((

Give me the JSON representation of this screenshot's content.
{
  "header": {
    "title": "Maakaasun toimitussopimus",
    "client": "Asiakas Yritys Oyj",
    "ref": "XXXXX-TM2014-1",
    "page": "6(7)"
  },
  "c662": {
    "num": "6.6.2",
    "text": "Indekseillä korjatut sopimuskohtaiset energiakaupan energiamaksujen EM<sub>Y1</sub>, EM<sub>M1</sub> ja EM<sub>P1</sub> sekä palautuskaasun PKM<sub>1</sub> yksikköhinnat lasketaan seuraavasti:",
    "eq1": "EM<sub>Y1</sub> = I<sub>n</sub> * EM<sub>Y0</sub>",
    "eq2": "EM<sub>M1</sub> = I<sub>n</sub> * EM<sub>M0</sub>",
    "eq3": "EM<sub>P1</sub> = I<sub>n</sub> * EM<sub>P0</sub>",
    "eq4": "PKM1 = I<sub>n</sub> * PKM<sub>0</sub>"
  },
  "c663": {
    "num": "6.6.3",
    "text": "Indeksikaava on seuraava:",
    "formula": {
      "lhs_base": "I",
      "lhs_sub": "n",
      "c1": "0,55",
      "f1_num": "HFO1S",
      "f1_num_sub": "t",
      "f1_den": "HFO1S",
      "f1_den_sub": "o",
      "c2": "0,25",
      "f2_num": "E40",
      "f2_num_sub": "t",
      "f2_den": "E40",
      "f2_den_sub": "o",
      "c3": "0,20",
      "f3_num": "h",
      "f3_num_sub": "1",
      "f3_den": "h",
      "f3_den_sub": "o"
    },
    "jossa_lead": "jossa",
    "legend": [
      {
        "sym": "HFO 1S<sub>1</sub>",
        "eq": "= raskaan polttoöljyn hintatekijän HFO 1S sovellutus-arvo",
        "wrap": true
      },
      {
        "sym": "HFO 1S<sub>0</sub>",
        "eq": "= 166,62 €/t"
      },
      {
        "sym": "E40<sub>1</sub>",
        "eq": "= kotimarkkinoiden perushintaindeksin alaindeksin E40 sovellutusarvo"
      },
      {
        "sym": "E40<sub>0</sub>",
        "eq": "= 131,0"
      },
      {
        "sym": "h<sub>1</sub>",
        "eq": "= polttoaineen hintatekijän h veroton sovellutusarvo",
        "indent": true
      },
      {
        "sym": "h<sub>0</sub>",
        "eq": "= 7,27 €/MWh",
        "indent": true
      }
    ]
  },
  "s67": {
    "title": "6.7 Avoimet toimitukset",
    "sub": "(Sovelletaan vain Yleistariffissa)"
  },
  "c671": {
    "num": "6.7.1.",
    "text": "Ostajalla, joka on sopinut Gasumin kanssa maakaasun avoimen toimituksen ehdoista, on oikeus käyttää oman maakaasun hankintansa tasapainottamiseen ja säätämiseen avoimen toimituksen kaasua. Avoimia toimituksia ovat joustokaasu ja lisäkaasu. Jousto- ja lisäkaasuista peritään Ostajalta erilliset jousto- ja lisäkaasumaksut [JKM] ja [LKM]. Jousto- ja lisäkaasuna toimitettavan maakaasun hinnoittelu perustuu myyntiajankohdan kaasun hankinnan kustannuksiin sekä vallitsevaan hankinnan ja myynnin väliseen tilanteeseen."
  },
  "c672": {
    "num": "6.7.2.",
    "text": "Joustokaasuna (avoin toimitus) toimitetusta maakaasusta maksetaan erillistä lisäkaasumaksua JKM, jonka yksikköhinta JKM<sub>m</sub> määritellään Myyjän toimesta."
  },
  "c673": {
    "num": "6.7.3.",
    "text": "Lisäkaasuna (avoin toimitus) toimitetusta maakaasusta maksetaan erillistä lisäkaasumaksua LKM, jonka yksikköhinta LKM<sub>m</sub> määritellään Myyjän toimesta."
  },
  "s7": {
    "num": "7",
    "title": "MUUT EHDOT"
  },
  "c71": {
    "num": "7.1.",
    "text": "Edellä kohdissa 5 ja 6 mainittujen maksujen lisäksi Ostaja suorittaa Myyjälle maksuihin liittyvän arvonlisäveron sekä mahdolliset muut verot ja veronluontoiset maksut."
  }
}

))

#### TASK OBJECTIVE
Write out the entries above once more, without altering anything.

#### RESPONSE
Give me the JSON representation of this screenshot's content.
{
  "header": {
    "title": "Maakaasun toimitussopimus",
    "client": "Asiakas Yritys Oyj",
    "ref": "XXXXX-TM2014-1",
    "page": "6(7)"
  },
  "c662": {
    "num": "6.6.2",
    "text": "Indekseillä korjatut sopimuskohtaiset energiakaupan energiamaksujen EM<sub>Y1</sub>, EM<sub>M1</sub> ja EM<sub>P1</sub> sekä palautuskaasun PKM<sub>1</sub> yksikköhinnat lasketaan seuraavasti:",
    "eq1": "EM<sub>Y1</sub> = I<sub>n</sub> * EM<sub>Y0</sub>",
    "eq2": "EM<sub>M1</sub> = I<sub>n</sub> * EM<sub>M0</sub>",
    "eq3": "EM<sub>P1</sub> = I<sub>n</sub> * EM<sub>P0</sub>",
    "eq4": "PKM1 = I<sub>n</sub> * PKM<sub>0</sub>"
  },
  "c663": {
    "num": "6.6.3",
    "text": "Indeksikaava on seuraava:",
    "formula": {
      "lhs_base": "I",
      "lhs_sub": "n",
      "c1": "0,55",
      "f1_num": "HFO1S",
      "f1_num_sub": "t",
      "f1_den": "HFO1S",
      "f1_den_sub": "o",
      "c2": "0,25",
      "f2_num": "E40",
      "f2_num_sub": "t",
      "f2_den": "E40",
      "f2_den_sub": "o",
      "c3": "0,20",
      "f3_num": "h",
      "f3_num_sub": "1",
      "f3_den": "h",
      "f3_den_sub": "o"
    },
    "jossa_lead": "jossa",
    "legend": [
      {
        "sym": "HFO 1S<sub>1</sub>",
        "eq": "= raskaan polttoöljyn hintatekijän HFO 1S sovellutus-arvo",
        "wrap": true
      },
      {
        "sym": "HFO 1S<sub>0</sub>",
        "eq": "= 166,62 €/t"
      },
      {
        "sym": "E40<sub>1</sub>",
        "eq": "= kotimarkkinoiden perushintaindeksin alaindeksin E40 sovellutusarvo"
      },
      {
        "sym": "E40<sub>0</sub>",
        "eq": "= 131,0"
      },
      {
        "sym": "h<sub>1</sub>",
        "eq": "= polttoaineen hintatekijän h veroton sovellutusarvo",
        "indent": true
      },
      {
        "sym": "h<sub>0</sub>",
        "eq": "= 7,27 €/MWh",
        "indent": true
      }
    ]
  },
  "s67": {
    "title": "6.7 Avoimet toimitukset",
    "sub": "(Sovelletaan vain Yleistariffissa)"
  },
  "c671": {
    "num": "6.7.1.",
    "text": "Ostajalla, joka on sopinut Gasumin kanssa maakaasun avoimen toimituksen ehdoista, on oikeus käyttää oman maakaasun hankintansa tasapainottamiseen ja säätämiseen avoimen toimituksen kaasua. Avoimia toimituksia ovat joustokaasu ja lisäkaasu. Jousto- ja lisäkaasuista peritään Ostajalta erilliset jousto- ja lisäkaasumaksut [JKM] ja [LKM]. Jousto- ja lisäkaasuna toimitettavan maakaasun hinnoittelu perustuu myyntiajankohdan kaasun hankinnan kustannuksiin sekä vallitsevaan hankinnan ja myynnin väliseen tilanteeseen."
  },
  "c672": {
    "num": "6.7.2.",
    "text": "Joustokaasuna (avoin toimitus) toimitetusta maakaasusta maksetaan erillistä lisäkaasumaksua JKM, jonka yksikköhinta JKM<sub>m</sub> määritellään Myyjän toimesta."
  },
  "c673": {
    "num": "6.7.3.",
    "text": "Lisäkaasuna (avoin toimitus) toimitetusta maakaasusta maksetaan erillistä lisäkaasumaksua LKM, jonka yksikköhinta LKM<sub>m</sub> määritellään Myyjän toimesta."
  },
  "s7": {
    "num": "7",
    "title": "MUUT EHDOT"
  },
  "c71": {
    "num": "7.1.",
    "text": "Edellä kohdissa 5 ja 6 mainittujen maksujen lisäksi Ostaja suorittaa Myyjälle maksuihin liittyvän arvonlisäveron sekä mahdolliset muut verot ja veronluontoiset maksut."
  }
}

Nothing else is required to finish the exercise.